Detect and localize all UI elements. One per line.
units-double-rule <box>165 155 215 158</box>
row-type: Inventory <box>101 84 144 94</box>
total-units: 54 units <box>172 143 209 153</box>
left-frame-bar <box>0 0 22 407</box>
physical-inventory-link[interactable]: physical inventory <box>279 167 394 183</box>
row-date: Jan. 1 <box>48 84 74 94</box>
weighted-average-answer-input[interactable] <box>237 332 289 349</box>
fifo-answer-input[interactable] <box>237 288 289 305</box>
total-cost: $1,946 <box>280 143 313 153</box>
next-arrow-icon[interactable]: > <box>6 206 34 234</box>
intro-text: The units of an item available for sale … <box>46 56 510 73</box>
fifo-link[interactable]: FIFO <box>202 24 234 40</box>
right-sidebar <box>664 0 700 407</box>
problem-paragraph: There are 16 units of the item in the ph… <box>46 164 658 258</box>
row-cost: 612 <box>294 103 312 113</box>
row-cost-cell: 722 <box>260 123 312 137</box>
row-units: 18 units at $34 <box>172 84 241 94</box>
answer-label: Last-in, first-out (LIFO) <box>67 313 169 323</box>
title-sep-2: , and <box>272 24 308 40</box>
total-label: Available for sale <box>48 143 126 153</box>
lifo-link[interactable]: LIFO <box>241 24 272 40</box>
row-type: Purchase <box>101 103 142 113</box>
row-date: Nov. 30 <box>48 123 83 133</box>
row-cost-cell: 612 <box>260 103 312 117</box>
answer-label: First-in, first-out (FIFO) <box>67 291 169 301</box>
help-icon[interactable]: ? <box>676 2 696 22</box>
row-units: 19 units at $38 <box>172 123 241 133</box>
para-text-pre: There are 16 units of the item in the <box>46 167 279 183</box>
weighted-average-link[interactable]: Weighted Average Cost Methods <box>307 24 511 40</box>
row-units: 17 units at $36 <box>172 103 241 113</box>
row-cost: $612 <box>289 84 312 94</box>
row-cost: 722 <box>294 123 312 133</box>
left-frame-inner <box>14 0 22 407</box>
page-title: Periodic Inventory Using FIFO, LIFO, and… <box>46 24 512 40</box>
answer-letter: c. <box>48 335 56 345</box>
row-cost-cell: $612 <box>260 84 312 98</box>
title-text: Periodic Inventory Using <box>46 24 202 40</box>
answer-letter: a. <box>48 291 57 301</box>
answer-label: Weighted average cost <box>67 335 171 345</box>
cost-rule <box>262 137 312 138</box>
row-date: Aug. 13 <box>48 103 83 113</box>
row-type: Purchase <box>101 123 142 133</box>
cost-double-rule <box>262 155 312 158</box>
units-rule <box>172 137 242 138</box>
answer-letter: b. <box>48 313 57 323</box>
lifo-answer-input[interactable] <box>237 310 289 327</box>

.....

Set problem:
Find every line of the records that contains the string "average", treating uppercase and lowercase letters as distinct, and copy each of those lines.

Expected answer:
weighted-average-answer-input[interactable] <box>237 332 289 349</box>
weighted-average-link[interactable]: Weighted Average Cost Methods <box>307 24 511 40</box>
answer-label: Weighted average cost <box>67 335 171 345</box>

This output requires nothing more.